#### TASK OBJECTIVE:
Copy out each line featuring the string "является" from the entries beneath.

#### A block of data:
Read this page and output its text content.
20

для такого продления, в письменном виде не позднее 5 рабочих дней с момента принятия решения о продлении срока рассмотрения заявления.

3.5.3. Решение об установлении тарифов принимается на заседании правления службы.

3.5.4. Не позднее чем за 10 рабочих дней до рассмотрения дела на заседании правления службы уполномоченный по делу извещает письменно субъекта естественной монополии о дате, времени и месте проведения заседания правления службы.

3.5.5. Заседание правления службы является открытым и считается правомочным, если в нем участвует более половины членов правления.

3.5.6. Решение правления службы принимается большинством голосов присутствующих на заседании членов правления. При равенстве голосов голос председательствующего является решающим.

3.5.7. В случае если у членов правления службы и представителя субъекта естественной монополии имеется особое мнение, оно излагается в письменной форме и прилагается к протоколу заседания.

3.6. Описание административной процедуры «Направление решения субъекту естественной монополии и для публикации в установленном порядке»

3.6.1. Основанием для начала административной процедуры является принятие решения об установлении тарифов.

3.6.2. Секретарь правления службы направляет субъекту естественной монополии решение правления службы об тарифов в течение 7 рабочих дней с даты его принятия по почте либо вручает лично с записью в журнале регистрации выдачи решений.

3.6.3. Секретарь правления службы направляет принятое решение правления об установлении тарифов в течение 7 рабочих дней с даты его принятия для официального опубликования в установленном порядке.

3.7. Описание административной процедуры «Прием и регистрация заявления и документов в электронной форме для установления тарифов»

--

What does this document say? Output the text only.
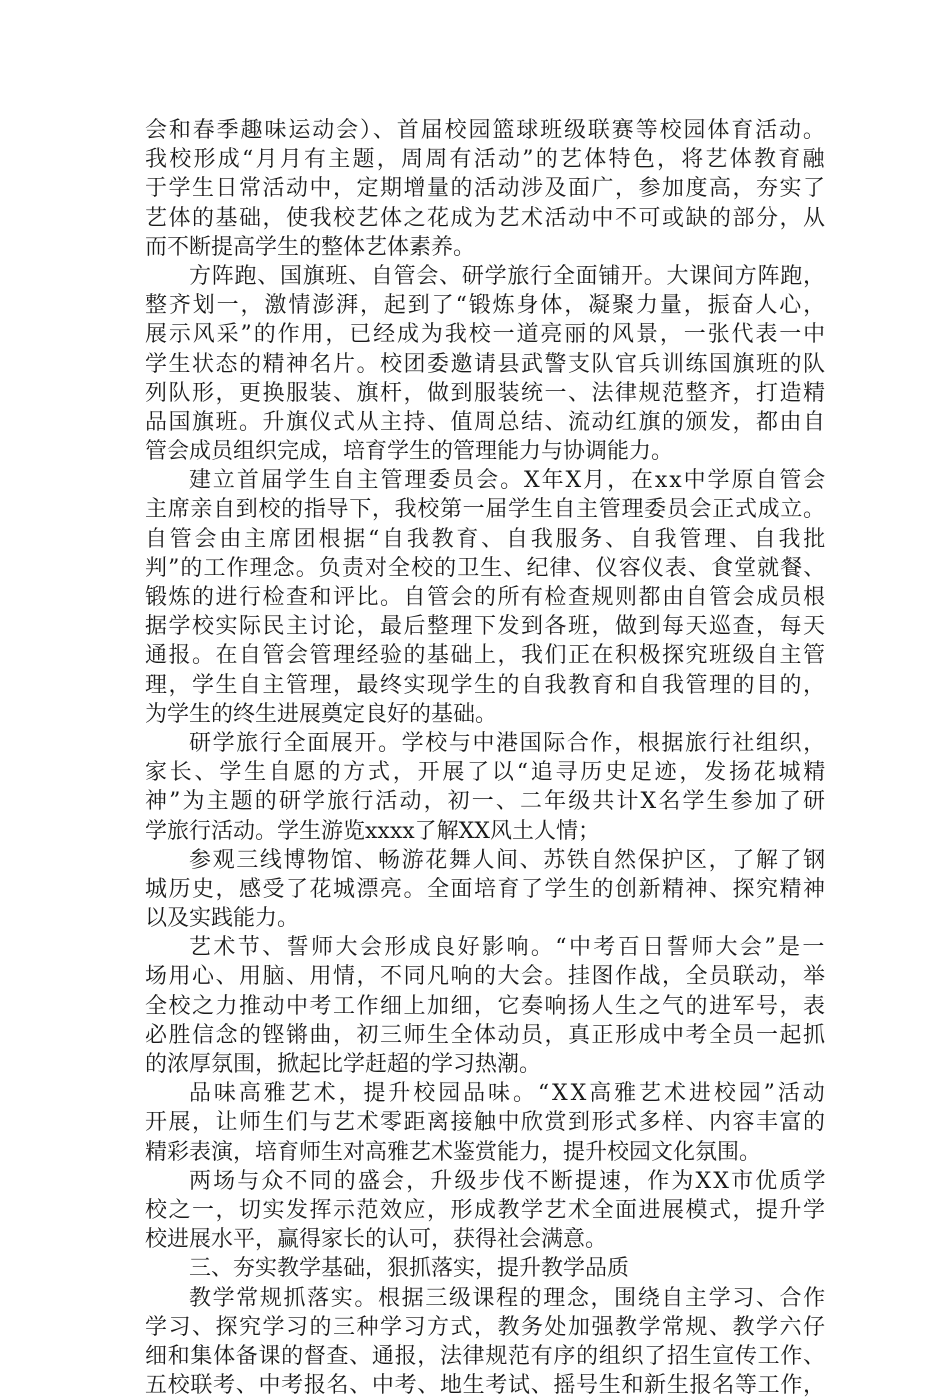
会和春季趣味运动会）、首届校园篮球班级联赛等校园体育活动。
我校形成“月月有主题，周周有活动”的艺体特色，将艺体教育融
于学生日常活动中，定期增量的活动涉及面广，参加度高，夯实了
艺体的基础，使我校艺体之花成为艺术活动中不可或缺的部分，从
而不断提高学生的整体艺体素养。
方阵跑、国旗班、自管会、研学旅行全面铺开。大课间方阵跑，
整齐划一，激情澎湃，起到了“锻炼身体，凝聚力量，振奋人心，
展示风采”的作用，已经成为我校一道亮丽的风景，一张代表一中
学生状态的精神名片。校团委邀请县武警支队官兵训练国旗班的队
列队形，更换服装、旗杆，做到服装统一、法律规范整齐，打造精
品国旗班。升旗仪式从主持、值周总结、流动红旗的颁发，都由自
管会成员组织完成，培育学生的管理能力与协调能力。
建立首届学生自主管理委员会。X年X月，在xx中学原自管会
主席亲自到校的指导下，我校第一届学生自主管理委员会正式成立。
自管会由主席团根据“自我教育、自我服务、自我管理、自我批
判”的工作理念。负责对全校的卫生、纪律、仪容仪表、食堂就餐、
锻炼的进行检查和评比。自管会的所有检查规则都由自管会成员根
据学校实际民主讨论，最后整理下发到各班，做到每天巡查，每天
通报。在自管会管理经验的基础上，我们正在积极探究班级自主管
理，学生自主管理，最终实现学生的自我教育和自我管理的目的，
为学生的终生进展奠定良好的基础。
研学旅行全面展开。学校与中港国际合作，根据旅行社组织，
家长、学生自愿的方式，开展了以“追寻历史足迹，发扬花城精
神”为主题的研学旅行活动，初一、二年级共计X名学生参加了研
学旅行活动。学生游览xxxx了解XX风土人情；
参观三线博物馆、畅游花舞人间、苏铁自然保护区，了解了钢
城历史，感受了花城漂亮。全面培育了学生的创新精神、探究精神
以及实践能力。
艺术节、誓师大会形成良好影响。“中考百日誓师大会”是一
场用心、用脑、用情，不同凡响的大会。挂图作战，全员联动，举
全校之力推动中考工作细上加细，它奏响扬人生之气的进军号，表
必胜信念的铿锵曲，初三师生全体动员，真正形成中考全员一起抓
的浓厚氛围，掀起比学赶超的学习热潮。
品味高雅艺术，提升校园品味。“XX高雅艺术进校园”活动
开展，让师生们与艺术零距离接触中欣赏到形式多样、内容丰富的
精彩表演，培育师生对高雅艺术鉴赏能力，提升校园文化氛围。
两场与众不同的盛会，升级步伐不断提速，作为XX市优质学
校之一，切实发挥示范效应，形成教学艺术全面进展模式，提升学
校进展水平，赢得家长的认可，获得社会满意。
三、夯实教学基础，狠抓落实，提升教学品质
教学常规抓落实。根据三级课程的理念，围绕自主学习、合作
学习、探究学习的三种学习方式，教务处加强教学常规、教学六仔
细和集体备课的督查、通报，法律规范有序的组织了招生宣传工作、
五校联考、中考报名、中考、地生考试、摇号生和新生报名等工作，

#### SOLUTION TO THIS PROBLEM:
3.5.5. Заседание правления службы является открытым и считается правомочным, если в нем участвует более половины членов правления.
3.5.6. Решение правления службы принимается большинством голосов присутствующих на заседании членов правления. При равенстве голосов голос председательствующего является решающим.
3.6.1. Основанием для начала административной процедуры является принятие решения об установлении тарифов.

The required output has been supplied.